Set problem
Filter this data down to the lines that hold "Prof", and copy them.
--- BEGIN ---
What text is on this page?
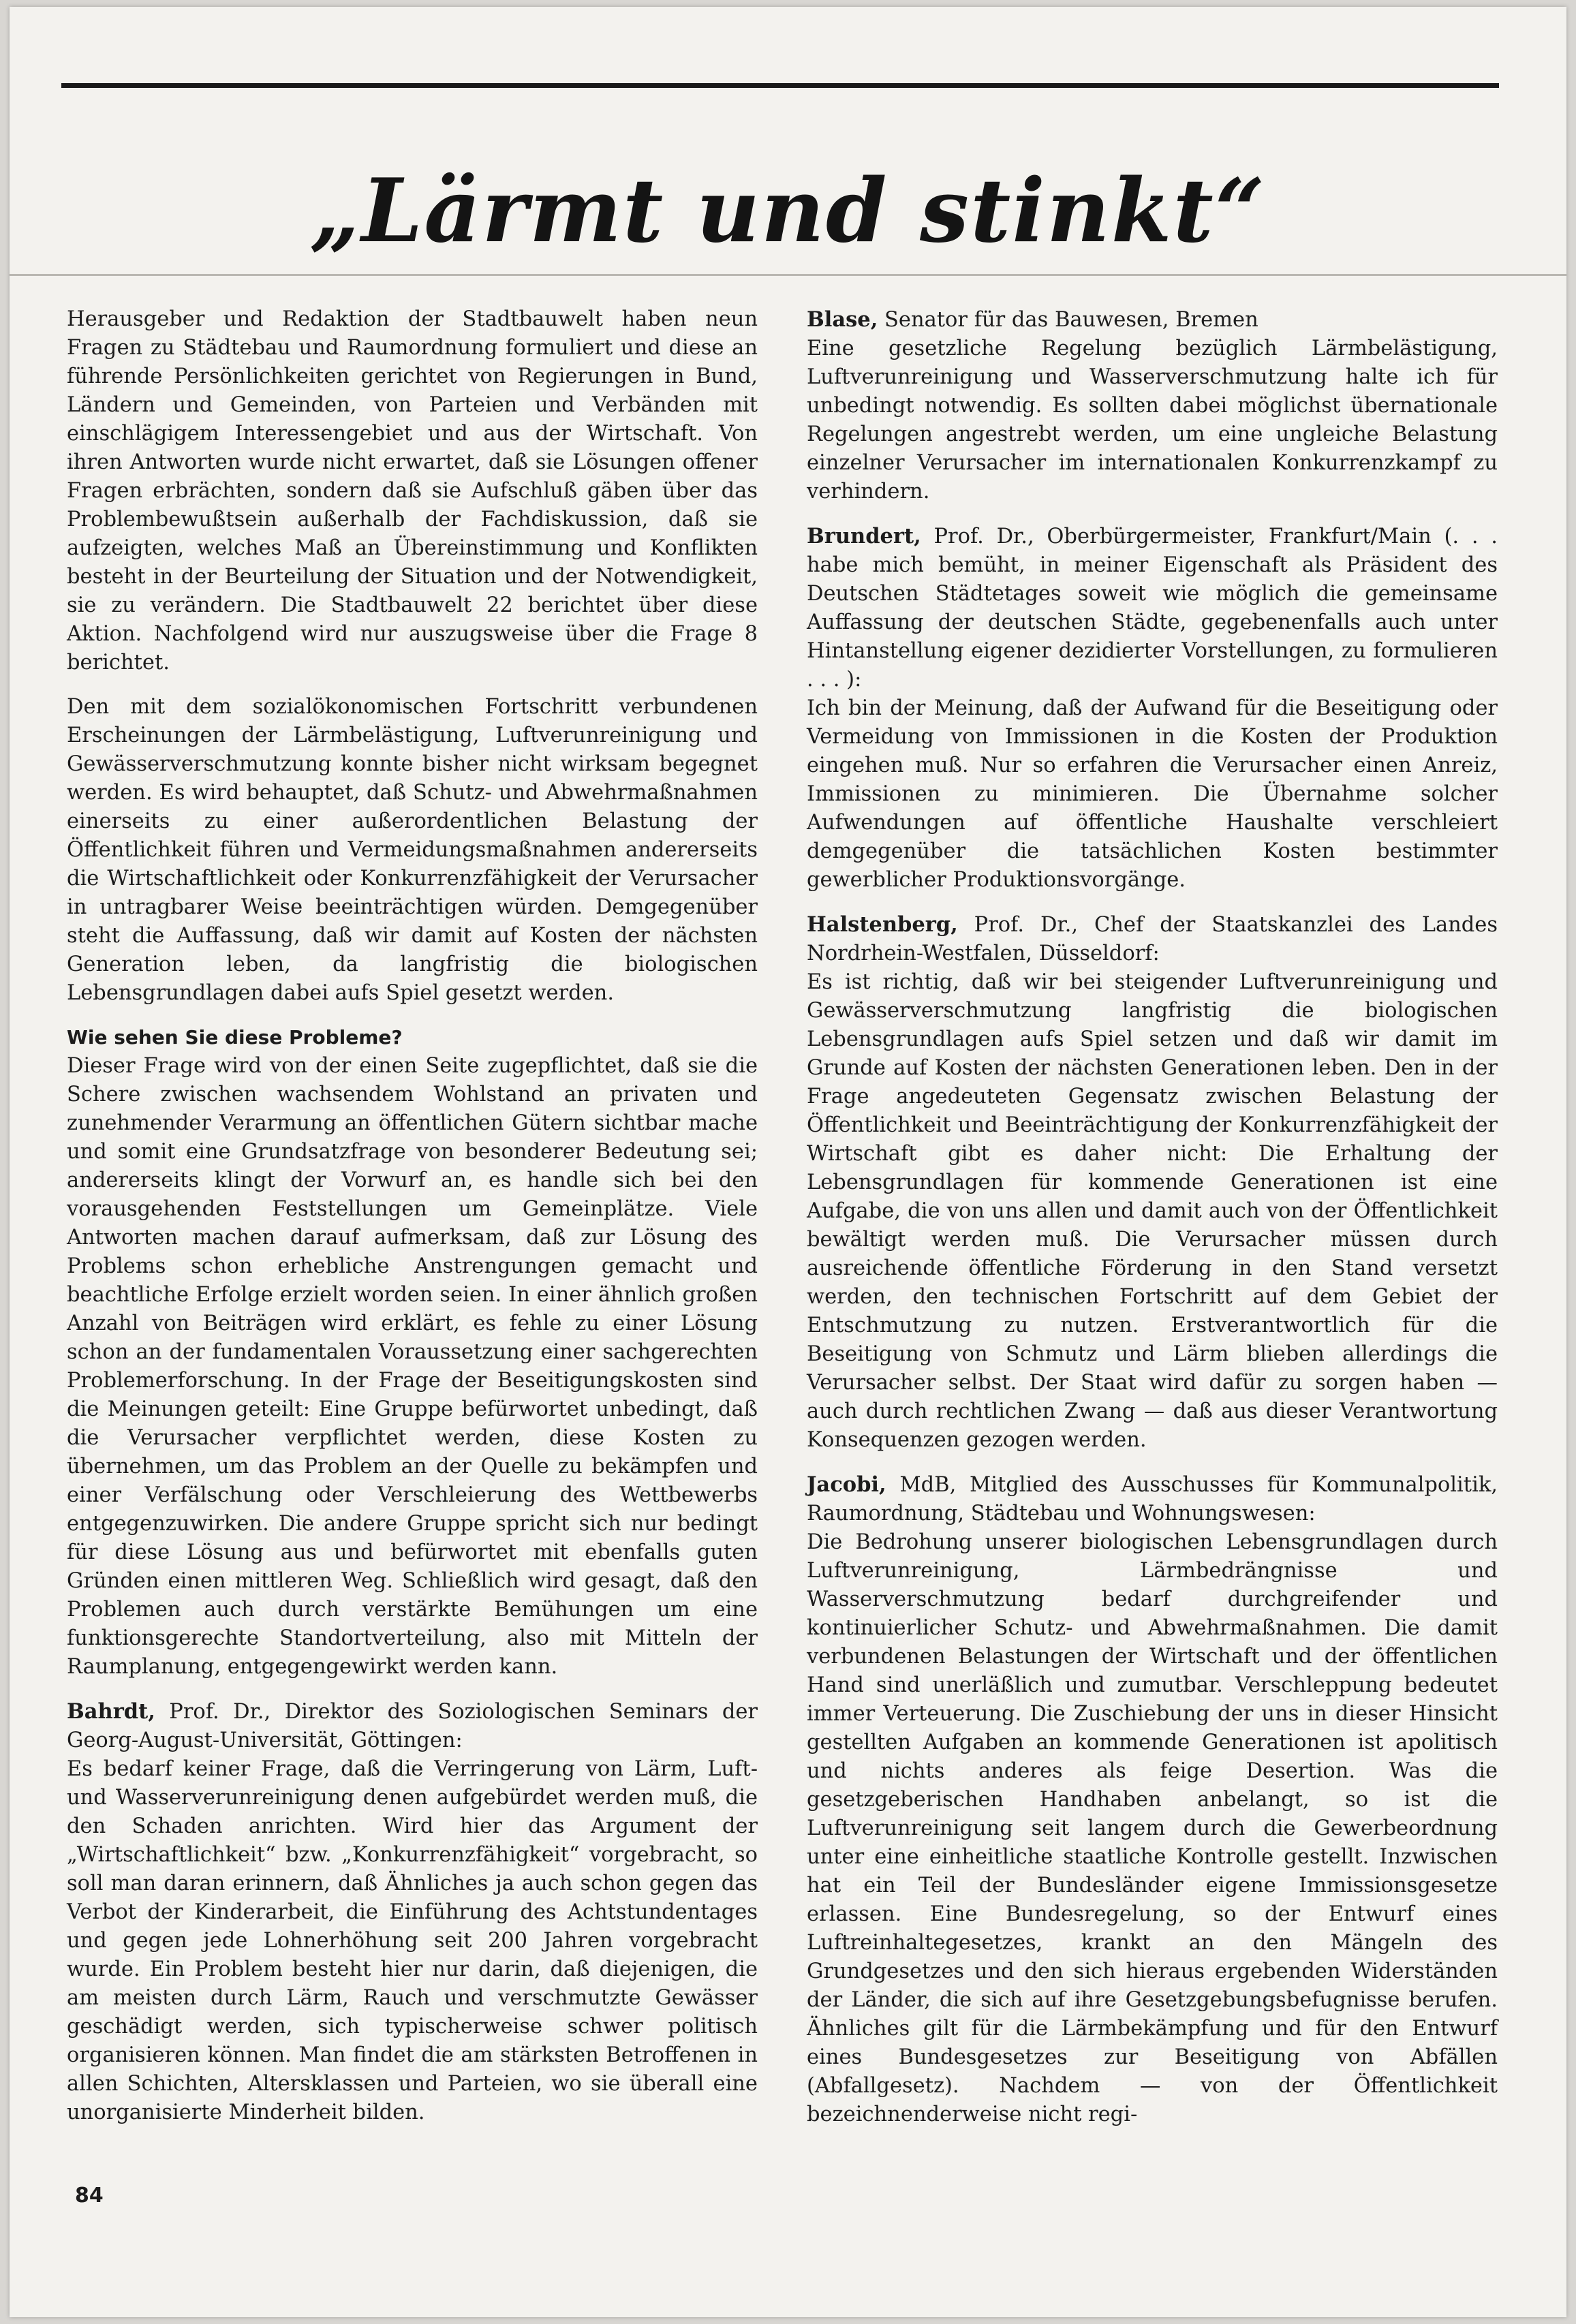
„Lärmt und stinkt“

Herausgeber und Redaktion der Stadtbauwelt haben neun Fragen zu Städtebau und Raumordnung formuliert und diese an führende Persönlichkeiten gerichtet von Regierungen in Bund, Ländern und Gemeinden, von Parteien und Verbänden mit einschlägigem Interessengebiet und aus der Wirtschaft. Von ihren Antworten wurde nicht erwartet, daß sie Lösungen offener Fragen erbrächten, sondern daß sie Aufschluß gäben über das Problembewußtsein außerhalb der Fachdiskussion, daß sie aufzeigten, welches Maß an Übereinstimmung und Konflikten besteht in der Beurteilung der Situation und der Notwendigkeit, sie zu verändern. Die Stadtbauwelt 22 berichtet über diese Aktion. Nachfolgend wird nur auszugsweise über die Frage 8 berichtet.

Den mit dem sozialökonomischen Fortschritt verbundenen Erscheinungen der Lärmbelästigung, Luftverunreinigung und Gewässerverschmutzung konnte bisher nicht wirksam begegnet werden. Es wird behauptet, daß Schutz- und Abwehrmaßnahmen einerseits zu einer außerordentlichen Belastung der Öffentlichkeit führen und Vermeidungsmaßnahmen andererseits die Wirtschaftlichkeit oder Konkurrenzfähigkeit der Verursacher in untragbarer Weise beeinträchtigen würden. Demgegenüber steht die Auffassung, daß wir damit auf Kosten der nächsten Generation leben, da langfristig die biologischen Lebensgrundlagen dabei aufs Spiel gesetzt werden.

Wie sehen Sie diese Probleme?

Dieser Frage wird von der einen Seite zugepflichtet, daß sie die Schere zwischen wachsendem Wohlstand an privaten und zunehmender Verarmung an öffentlichen Gütern sichtbar mache und somit eine Grundsatzfrage von besonderer Bedeutung sei; andererseits klingt der Vorwurf an, es handle sich bei den vorausgehenden Feststellungen um Gemeinplätze. Viele Antworten machen darauf aufmerksam, daß zur Lösung des Problems schon erhebliche Anstrengungen gemacht und beachtliche Erfolge erzielt worden seien. In einer ähnlich großen Anzahl von Beiträgen wird erklärt, es fehle zu einer Lösung schon an der fundamentalen Voraussetzung einer sachgerechten Problemerforschung. In der Frage der Beseitigungskosten sind die Meinungen geteilt: Eine Gruppe befürwortet unbedingt, daß die Verursacher verpflichtet werden, diese Kosten zu übernehmen, um das Problem an der Quelle zu bekämpfen und einer Verfälschung oder Verschleierung des Wettbewerbs entgegenzuwirken. Die andere Gruppe spricht sich nur bedingt für diese Lösung aus und befürwortet mit ebenfalls guten Gründen einen mittleren Weg. Schließlich wird gesagt, daß den Problemen auch durch verstärkte Bemühungen um eine funktionsgerechte Standortverteilung, also mit Mitteln der Raumplanung, entgegengewirkt werden kann.

Bahrdt, Prof. Dr., Direktor des Soziologischen Seminars der Georg-August-Universität, Göttingen:

Es bedarf keiner Frage, daß die Verringerung von Lärm, Luft- und Wasserverunreinigung denen aufgebürdet werden muß, die den Schaden anrichten. Wird hier das Argument der „Wirtschaftlichkeit“ bzw. „Konkurrenzfähigkeit“ vorgebracht, so soll man daran erinnern, daß Ähnliches ja auch schon gegen das Verbot der Kinderarbeit, die Einführung des Achtstundentages und gegen jede Lohnerhöhung seit 200 Jahren vorgebracht wurde. Ein Problem besteht hier nur darin, daß diejenigen, die am meisten durch Lärm, Rauch und verschmutzte Gewässer geschädigt werden, sich typischerweise schwer politisch organisieren können. Man findet die am stärksten Betroffenen in allen Schichten, Altersklassen und Parteien, wo sie überall eine unorganisierte Minderheit bilden.

Blase, Senator für das Bauwesen, Bremen

Eine gesetzliche Regelung bezüglich Lärmbelästigung, Luftverunreinigung und Wasserverschmutzung halte ich für unbedingt notwendig. Es sollten dabei möglichst übernationale Regelungen angestrebt werden, um eine ungleiche Belastung einzelner Verursacher im internationalen Konkurrenzkampf zu verhindern.

Brundert, Prof. Dr., Oberbürgermeister, Frankfurt/Main (. . . habe mich bemüht, in meiner Eigenschaft als Präsident des Deutschen Städtetages soweit wie möglich die gemeinsame Auffassung der deutschen Städte, gegebenenfalls auch unter Hintanstellung eigener dezidierter Vorstellungen, zu formulieren . . . ):

Ich bin der Meinung, daß der Aufwand für die Beseitigung oder Vermeidung von Immissionen in die Kosten der Produktion eingehen muß. Nur so erfahren die Verursacher einen Anreiz, Immissionen zu minimieren. Die Übernahme solcher Aufwendungen auf öffentliche Haushalte verschleiert demgegenüber die tatsächlichen Kosten bestimmter gewerblicher Produktionsvorgänge.

Halstenberg, Prof. Dr., Chef der Staatskanzlei des Landes Nordrhein-Westfalen, Düsseldorf:

Es ist richtig, daß wir bei steigender Luftverunreinigung und Gewässerverschmutzung langfristig die biologischen Lebensgrundlagen aufs Spiel setzen und daß wir damit im Grunde auf Kosten der nächsten Generationen leben. Den in der Frage angedeuteten Gegensatz zwischen Belastung der Öffentlichkeit und Beeinträchtigung der Konkurrenzfähigkeit der Wirtschaft gibt es daher nicht: Die Erhaltung der Lebensgrundlagen für kommende Generationen ist eine Aufgabe, die von uns allen und damit auch von der Öffentlichkeit bewältigt werden muß. Die Verursacher müssen durch ausreichende öffentliche Förderung in den Stand versetzt werden, den technischen Fortschritt auf dem Gebiet der Entschmutzung zu nutzen. Erstverantwortlich für die Beseitigung von Schmutz und Lärm blieben allerdings die Verursacher selbst. Der Staat wird dafür zu sorgen haben — auch durch rechtlichen Zwang — daß aus dieser Verantwortung Konsequenzen gezogen werden.

Jacobi, MdB, Mitglied des Ausschusses für Kommunalpolitik, Raumordnung, Städtebau und Wohnungswesen:

Die Bedrohung unserer biologischen Lebensgrundlagen durch Luftverunreinigung, Lärmbedrängnisse und Wasserverschmutzung bedarf durchgreifender und kontinuierlicher Schutz- und Abwehrmaßnahmen. Die damit verbundenen Belastungen der Wirtschaft und der öffentlichen Hand sind unerläßlich und zumutbar. Verschleppung bedeutet immer Verteuerung. Die Zuschiebung der uns in dieser Hinsicht gestellten Aufgaben an kommende Generationen ist apolitisch und nichts anderes als feige Desertion. Was die gesetzgeberischen Handhaben anbelangt, so ist die Luftverunreinigung seit langem durch die Gewerbeordnung unter eine einheitliche staatliche Kontrolle gestellt. Inzwischen hat ein Teil der Bundesländer eigene Immissionsgesetze erlassen. Eine Bundesregelung, so der Entwurf eines Luftreinhaltegesetzes, krankt an den Mängeln des Grundgesetzes und den sich hieraus ergebenden Widerständen der Länder, die sich auf ihre Gesetzgebungsbefugnisse berufen. Ähnliches gilt für die Lärmbekämpfung und für den Entwurf eines Bundesgesetzes zur Beseitigung von Abfällen (Abfallgesetz). Nachdem — von der Öffentlichkeit bezeichnenderweise nicht regi-

84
--- END ---
Output below
Bahrdt, Prof. Dr., Direktor des Soziologischen Seminars der Georg-August-Universität, Göttingen:
Brundert, Prof. Dr., Oberbürgermeister, Frankfurt/Main (. . . habe mich bemüht, in meiner Eigenschaft als Präsident des Deutschen Städtetages soweit wie möglich die gemeinsame Auffassung der deutschen Städte, gegebenenfalls auch unter Hintanstellung eigener dezidierter Vorstellungen, zu formulieren . . . ):
Halstenberg, Prof. Dr., Chef der Staatskanzlei des Landes Nordrhein-Westfalen, Düsseldorf:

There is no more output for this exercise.